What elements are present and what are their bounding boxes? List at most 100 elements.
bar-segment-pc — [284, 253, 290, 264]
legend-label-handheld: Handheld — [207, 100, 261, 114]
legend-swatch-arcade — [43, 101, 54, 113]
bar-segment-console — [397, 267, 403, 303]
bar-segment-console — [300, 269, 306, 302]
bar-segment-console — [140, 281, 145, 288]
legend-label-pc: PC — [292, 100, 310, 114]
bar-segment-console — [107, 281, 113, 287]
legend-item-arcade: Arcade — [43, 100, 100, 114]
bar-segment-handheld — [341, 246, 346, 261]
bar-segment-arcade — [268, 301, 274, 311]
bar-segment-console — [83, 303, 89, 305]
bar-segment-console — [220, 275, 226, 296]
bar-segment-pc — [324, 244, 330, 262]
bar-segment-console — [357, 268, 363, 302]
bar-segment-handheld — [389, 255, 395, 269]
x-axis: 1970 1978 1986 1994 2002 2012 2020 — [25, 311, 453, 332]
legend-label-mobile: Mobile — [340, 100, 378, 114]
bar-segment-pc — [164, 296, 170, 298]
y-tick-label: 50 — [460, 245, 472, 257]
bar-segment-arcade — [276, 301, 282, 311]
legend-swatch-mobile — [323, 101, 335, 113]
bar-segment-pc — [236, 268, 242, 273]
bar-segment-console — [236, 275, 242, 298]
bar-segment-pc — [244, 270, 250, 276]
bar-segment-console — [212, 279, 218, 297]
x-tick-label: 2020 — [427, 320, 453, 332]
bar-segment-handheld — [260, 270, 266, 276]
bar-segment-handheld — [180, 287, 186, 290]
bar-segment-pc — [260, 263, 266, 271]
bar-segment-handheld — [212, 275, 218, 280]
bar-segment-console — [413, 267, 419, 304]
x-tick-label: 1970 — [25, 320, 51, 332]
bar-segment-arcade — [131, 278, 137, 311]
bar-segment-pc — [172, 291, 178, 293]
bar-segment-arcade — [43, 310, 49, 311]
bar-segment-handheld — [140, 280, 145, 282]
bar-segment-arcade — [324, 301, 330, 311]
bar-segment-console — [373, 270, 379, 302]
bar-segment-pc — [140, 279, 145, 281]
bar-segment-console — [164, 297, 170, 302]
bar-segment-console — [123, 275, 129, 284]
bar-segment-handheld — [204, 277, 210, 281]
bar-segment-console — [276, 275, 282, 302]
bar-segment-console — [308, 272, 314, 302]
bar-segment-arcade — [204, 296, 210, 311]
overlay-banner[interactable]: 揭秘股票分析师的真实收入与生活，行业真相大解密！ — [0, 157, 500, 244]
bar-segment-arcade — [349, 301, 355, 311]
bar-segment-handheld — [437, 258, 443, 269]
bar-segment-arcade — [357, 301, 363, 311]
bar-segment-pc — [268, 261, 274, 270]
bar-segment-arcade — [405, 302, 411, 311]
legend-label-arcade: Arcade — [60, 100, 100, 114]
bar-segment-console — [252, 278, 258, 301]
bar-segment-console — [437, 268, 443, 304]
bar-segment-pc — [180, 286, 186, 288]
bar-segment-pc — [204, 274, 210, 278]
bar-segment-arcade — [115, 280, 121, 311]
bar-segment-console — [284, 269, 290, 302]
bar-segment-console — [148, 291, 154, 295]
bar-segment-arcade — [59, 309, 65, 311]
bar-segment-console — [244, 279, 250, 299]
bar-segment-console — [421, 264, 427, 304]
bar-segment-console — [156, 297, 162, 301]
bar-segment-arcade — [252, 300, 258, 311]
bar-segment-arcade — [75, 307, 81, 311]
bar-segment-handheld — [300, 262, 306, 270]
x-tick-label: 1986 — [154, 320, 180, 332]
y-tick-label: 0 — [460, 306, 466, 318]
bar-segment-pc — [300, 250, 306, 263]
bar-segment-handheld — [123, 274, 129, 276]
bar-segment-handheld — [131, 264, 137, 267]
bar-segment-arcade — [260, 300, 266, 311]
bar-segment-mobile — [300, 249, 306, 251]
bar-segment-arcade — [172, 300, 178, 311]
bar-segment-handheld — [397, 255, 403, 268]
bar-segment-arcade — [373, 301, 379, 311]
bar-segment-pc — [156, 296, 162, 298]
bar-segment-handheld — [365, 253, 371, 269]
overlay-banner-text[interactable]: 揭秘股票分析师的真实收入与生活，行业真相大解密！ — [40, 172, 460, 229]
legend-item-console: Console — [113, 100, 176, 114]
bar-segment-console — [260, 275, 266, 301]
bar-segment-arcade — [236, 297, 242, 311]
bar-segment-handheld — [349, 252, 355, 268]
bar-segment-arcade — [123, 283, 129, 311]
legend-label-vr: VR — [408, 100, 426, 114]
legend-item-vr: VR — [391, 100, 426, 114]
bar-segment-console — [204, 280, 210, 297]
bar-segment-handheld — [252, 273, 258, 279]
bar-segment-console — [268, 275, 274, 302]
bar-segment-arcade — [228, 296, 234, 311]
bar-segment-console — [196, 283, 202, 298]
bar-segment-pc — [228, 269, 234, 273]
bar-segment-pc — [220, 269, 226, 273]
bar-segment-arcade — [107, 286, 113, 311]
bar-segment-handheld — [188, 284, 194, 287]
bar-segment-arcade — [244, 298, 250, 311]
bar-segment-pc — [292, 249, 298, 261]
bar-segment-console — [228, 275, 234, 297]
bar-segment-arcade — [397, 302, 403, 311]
━━━━━━━━━━━━━━━━
- **What you should do**: Retype the listing verbatim, starting with its first line and going on through the line with "bar-segment-pc — [268, 261, 274, 270]", both included.

- **Completed exercise**:
What elements are present and what are their bounding boxes? List at most 100 elements.
bar-segment-pc — [284, 253, 290, 264]
legend-label-handheld: Handheld — [207, 100, 261, 114]
legend-swatch-arcade — [43, 101, 54, 113]
bar-segment-console — [397, 267, 403, 303]
bar-segment-console — [300, 269, 306, 302]
bar-segment-console — [140, 281, 145, 288]
legend-label-pc: PC — [292, 100, 310, 114]
bar-segment-console — [107, 281, 113, 287]
legend-item-arcade: Arcade — [43, 100, 100, 114]
bar-segment-handheld — [341, 246, 346, 261]
bar-segment-arcade — [268, 301, 274, 311]
bar-segment-console — [83, 303, 89, 305]
bar-segment-console — [220, 275, 226, 296]
bar-segment-pc — [324, 244, 330, 262]
bar-segment-console — [357, 268, 363, 302]
bar-segment-handheld — [389, 255, 395, 269]
x-axis: 1970 1978 1986 1994 2002 2012 2020 — [25, 311, 453, 332]
legend-label-mobile: Mobile — [340, 100, 378, 114]
bar-segment-pc — [164, 296, 170, 298]
y-tick-label: 50 — [460, 245, 472, 257]
bar-segment-arcade — [276, 301, 282, 311]
legend-swatch-mobile — [323, 101, 335, 113]
bar-segment-pc — [236, 268, 242, 273]
bar-segment-console — [236, 275, 242, 298]
bar-segment-pc — [244, 270, 250, 276]
bar-segment-console — [212, 279, 218, 297]
x-tick-label: 2020 — [427, 320, 453, 332]
bar-segment-handheld — [260, 270, 266, 276]
bar-segment-handheld — [180, 287, 186, 290]
bar-segment-pc — [260, 263, 266, 271]
bar-segment-handheld — [212, 275, 218, 280]
bar-segment-console — [413, 267, 419, 304]
x-tick-label: 1970 — [25, 320, 51, 332]
bar-segment-arcade — [131, 278, 137, 311]
bar-segment-pc — [172, 291, 178, 293]
bar-segment-arcade — [43, 310, 49, 311]
bar-segment-handheld — [140, 280, 145, 282]
bar-segment-arcade — [324, 301, 330, 311]
bar-segment-console — [373, 270, 379, 302]
bar-segment-pc — [140, 279, 145, 281]
bar-segment-console — [164, 297, 170, 302]
bar-segment-console — [123, 275, 129, 284]
bar-segment-handheld — [204, 277, 210, 281]
bar-segment-console — [276, 275, 282, 302]
bar-segment-console — [308, 272, 314, 302]
bar-segment-arcade — [204, 296, 210, 311]
overlay-banner[interactable]: 揭秘股票分析师的真实收入与生活，行业真相大解密！ — [0, 157, 500, 244]
bar-segment-arcade — [349, 301, 355, 311]
bar-segment-handheld — [437, 258, 443, 269]
bar-segment-arcade — [357, 301, 363, 311]
bar-segment-pc — [268, 261, 274, 270]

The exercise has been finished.